§ Task to complete:
What follows is a listing; restate every line of it word for word.

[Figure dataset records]

· · · · · · ·

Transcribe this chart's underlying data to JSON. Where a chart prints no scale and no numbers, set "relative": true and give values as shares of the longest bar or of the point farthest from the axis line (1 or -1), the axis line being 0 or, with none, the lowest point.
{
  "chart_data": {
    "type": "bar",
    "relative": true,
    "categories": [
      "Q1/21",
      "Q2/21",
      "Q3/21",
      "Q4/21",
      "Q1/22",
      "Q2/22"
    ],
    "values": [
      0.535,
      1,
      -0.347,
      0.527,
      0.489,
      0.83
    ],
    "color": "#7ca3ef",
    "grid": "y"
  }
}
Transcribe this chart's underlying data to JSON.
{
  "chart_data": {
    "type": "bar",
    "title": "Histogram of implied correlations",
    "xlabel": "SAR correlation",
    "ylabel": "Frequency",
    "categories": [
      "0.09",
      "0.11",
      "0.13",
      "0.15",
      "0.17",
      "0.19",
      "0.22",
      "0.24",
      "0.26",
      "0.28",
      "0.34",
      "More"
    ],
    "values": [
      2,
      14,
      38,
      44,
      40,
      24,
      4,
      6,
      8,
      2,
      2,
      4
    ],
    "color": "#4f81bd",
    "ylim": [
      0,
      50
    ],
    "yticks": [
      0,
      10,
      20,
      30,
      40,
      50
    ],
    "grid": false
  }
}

· · · · · · ·

§ The reply:
Transcribe this chart's underlying data to JSON. Where a chart prints no scale and no numbers, set "relative": true and give values as shares of the longest bar or of the point farthest from the axis line (1 or -1), the axis line being 0 or, with none, the lowest point.
{
  "chart_data": {
    "type": "bar",
    "relative": true,
    "categories": [
      "Q1/21",
      "Q2/21",
      "Q3/21",
      "Q4/21",
      "Q1/22",
      "Q2/22"
    ],
    "values": [
      0.535,
      1,
      -0.347,
      0.527,
      0.489,
      0.83
    ],
    "color": "#7ca3ef",
    "grid": "y"
  }
}
Transcribe this chart's underlying data to JSON.
{
  "chart_data": {
    "type": "bar",
    "title": "Histogram of implied correlations",
    "xlabel": "SAR correlation",
    "ylabel": "Frequency",
    "categories": [
      "0.09",
      "0.11",
      "0.13",
      "0.15",
      "0.17",
      "0.19",
      "0.22",
      "0.24",
      "0.26",
      "0.28",
      "0.34",
      "More"
    ],
    "values": [
      2,
      14,
      38,
      44,
      40,
      24,
      4,
      6,
      8,
      2,
      2,
      4
    ],
    "color": "#4f81bd",
    "ylim": [
      0,
      50
    ],
    "yticks": [
      0,
      10,
      20,
      30,
      40,
      50
    ],
    "grid": false
  }
}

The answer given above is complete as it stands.